[Collected data]
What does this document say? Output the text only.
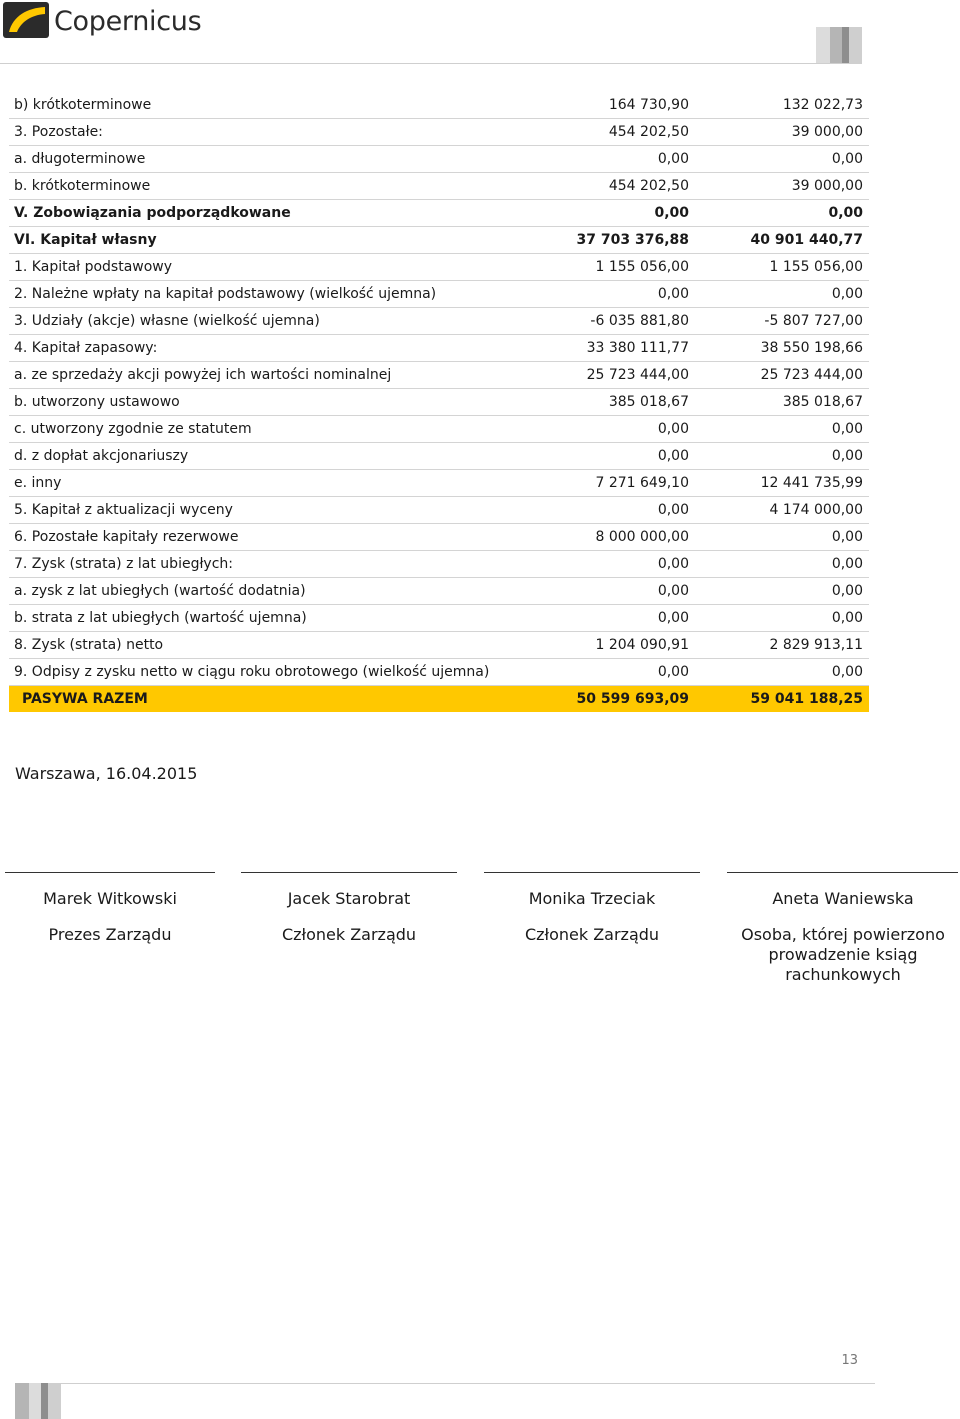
Copernicus
b) krótkoterminowe	164 730,90	132 022,73
3. Pozostałe:	454 202,50	39 000,00
a. długoterminowe	0,00	0,00
b. krótkoterminowe	454 202,50	39 000,00
V. Zobowiązania podporządkowane	0,00	0,00
VI. Kapitał własny	37 703 376,88	40 901 440,77
1. Kapitał podstawowy	1 155 056,00	1 155 056,00
2. Należne wpłaty na kapitał podstawowy (wielkość ujemna)	0,00	0,00
3. Udziały (akcje) własne (wielkość ujemna)	-6 035 881,80	-5 807 727,00
4. Kapitał zapasowy:	33 380 111,77	38 550 198,66
a. ze sprzedaży akcji powyżej ich wartości nominalnej	25 723 444,00	25 723 444,00
b. utworzony ustawowo	385 018,67	385 018,67
c. utworzony zgodnie ze statutem	0,00	0,00
d. z dopłat akcjonariuszy	0,00	0,00
e. inny	7 271 649,10	12 441 735,99
5. Kapitał z aktualizacji wyceny	0,00	4 174 000,00
6. Pozostałe kapitały rezerwowe	8 000 000,00	0,00
7. Zysk (strata) z lat ubiegłych:	0,00	0,00
a. zysk z lat ubiegłych (wartość dodatnia)	0,00	0,00
b. strata z lat ubiegłych (wartość ujemna)	0,00	0,00
8. Zysk (strata) netto	1 204 090,91	2 829 913,11
9. Odpisy z zysku netto w ciągu roku obrotowego (wielkość ujemna)	0,00	0,00
PASYWA RAZEM	50 599 693,09	59 041 188,25
Warszawa, 16.04.2015
Marek Witkowski
Prezes Zarządu
Jacek Starobrat
Członek Zarządu
Monika Trzeciak
Członek Zarządu
Aneta Waniewska
Osoba, której powierzono prowadzenie ksiąg rachunkowych
13
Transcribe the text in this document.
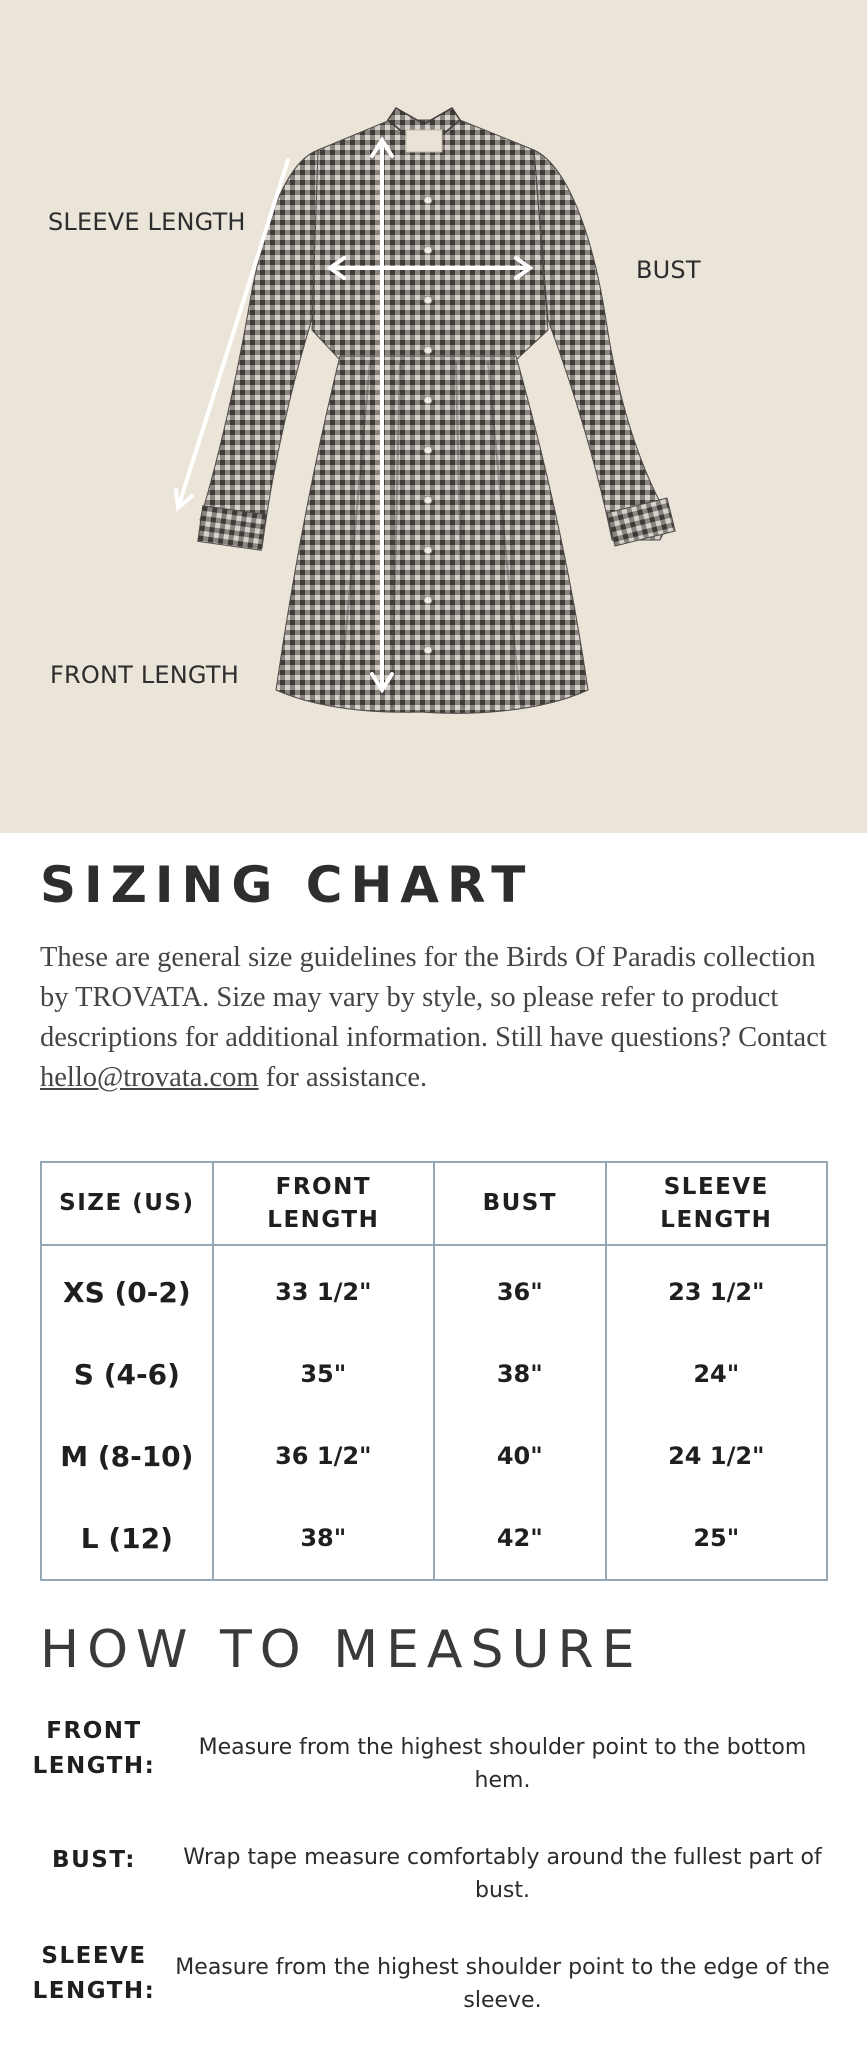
SLEEVE LENGTH
BUST
FRONT LENGTH
SIZING CHART

These are general size guidelines for the Birds Of Paradis collection by TROVATA. Size may vary by style, so please refer to product descriptions for additional information. Still have questions? Contact hello@trovata.com for assistance.

SIZE (US)	FRONT LENGTH	BUST	SLEEVE LENGTH
XS (0-2)	33 1/2"	36"	23 1/2"
S (4-6)	35"	38"	24"
M (8-10)	36 1/2"	40"	24 1/2"
L (12)	38"	42"	25"
HOW TO MEASURE
FRONT LENGTH:
Measure from the highest shoulder point to the bottom hem.
BUST:	Wrap tape measure comfortably around the fullest part of bust.
SLEEVE LENGTH:
Measure from the highest shoulder point to the edge of the sleeve.
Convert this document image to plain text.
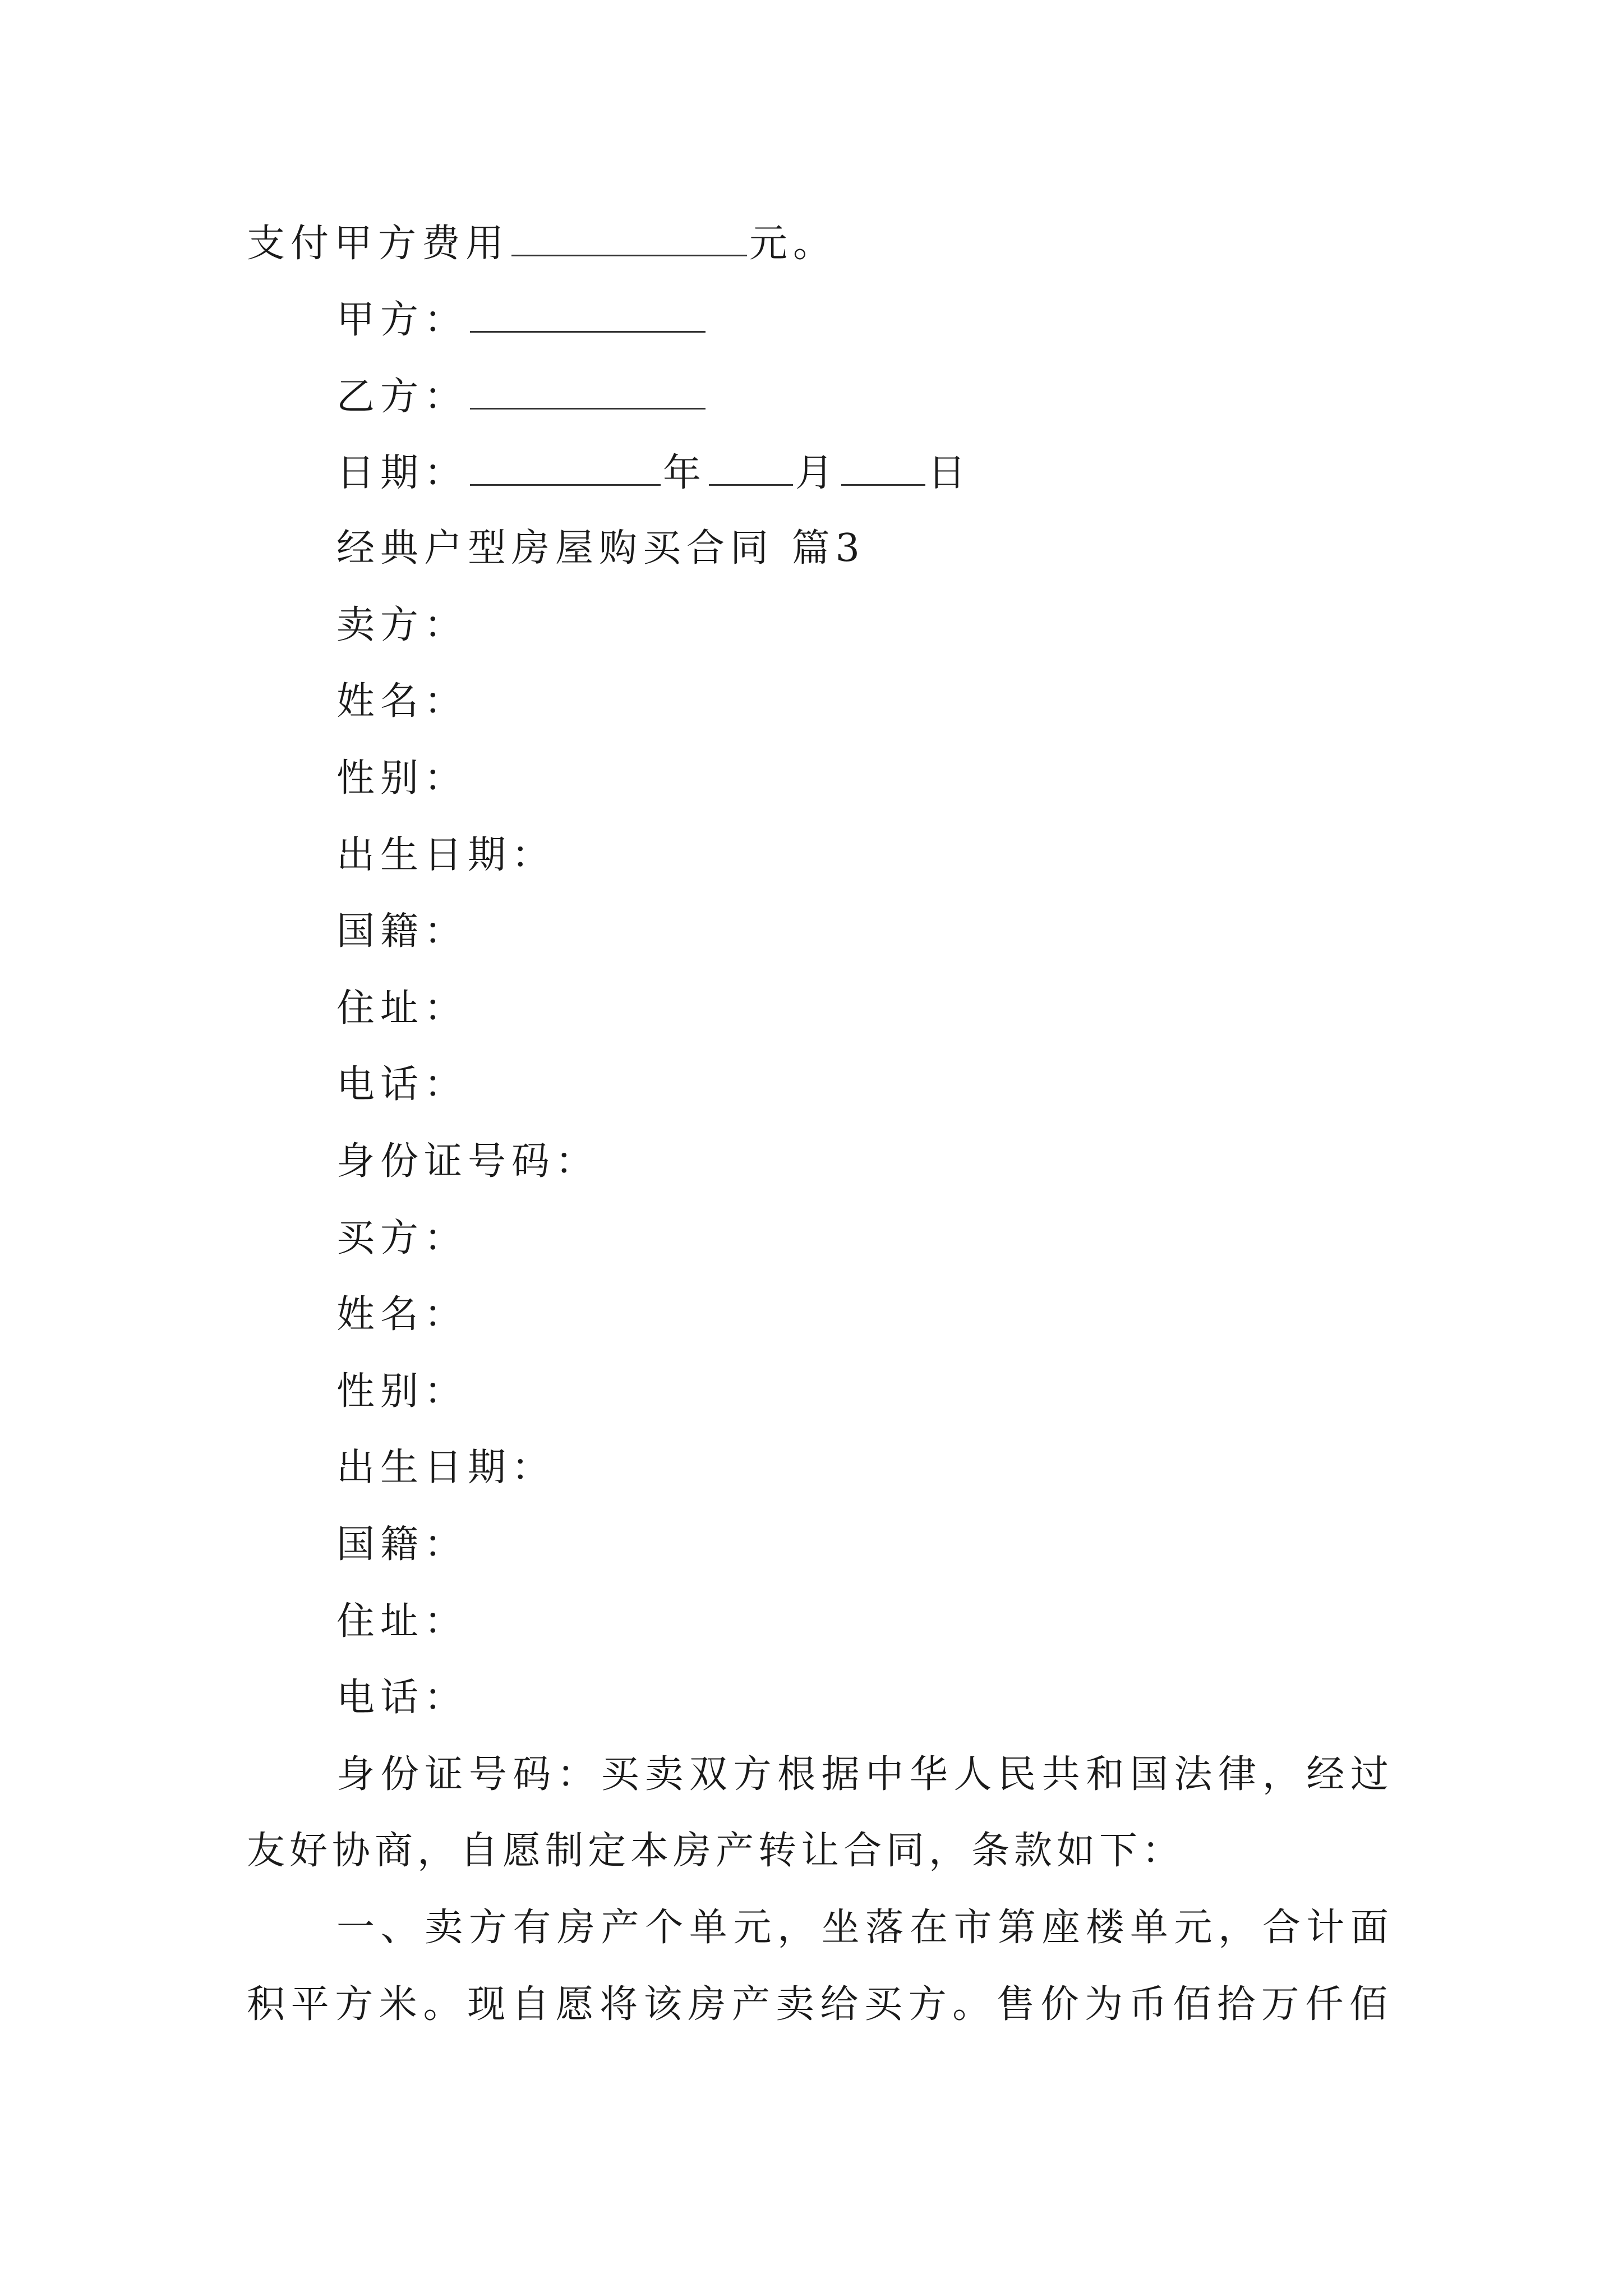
支付甲方费用	元。
甲方：
乙方：
日期：	年 月 日
经典户型房屋购买合同 篇3
卖方：
姓名：
性别：
出生日期：
国籍：
住址：
电话：
身份证号码：
买方：
姓名：
性别：
出生日期：
国籍：
住址：
电话：
身份证号码：买卖双方根据中华人民共和国法律，经过
友好协商，自愿制定本房产转让合同，条款如下：
一、卖方有房产个单元，坐落在市第座楼单元，合计面
积平方米。现自愿将该房产卖给买方。售价为币佰拾万仟佰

PROMPT:
Out of the material above, select every line that holds the string "strata".

TASK OUTPUT:
7. Zysk (strata) z lat ubiegłych:	0,00	0,00
b. strata z lat ubiegłych (wartość ujemna)	0,00	0,00
8. Zysk (strata) netto	1 204 090,91	2 829 913,11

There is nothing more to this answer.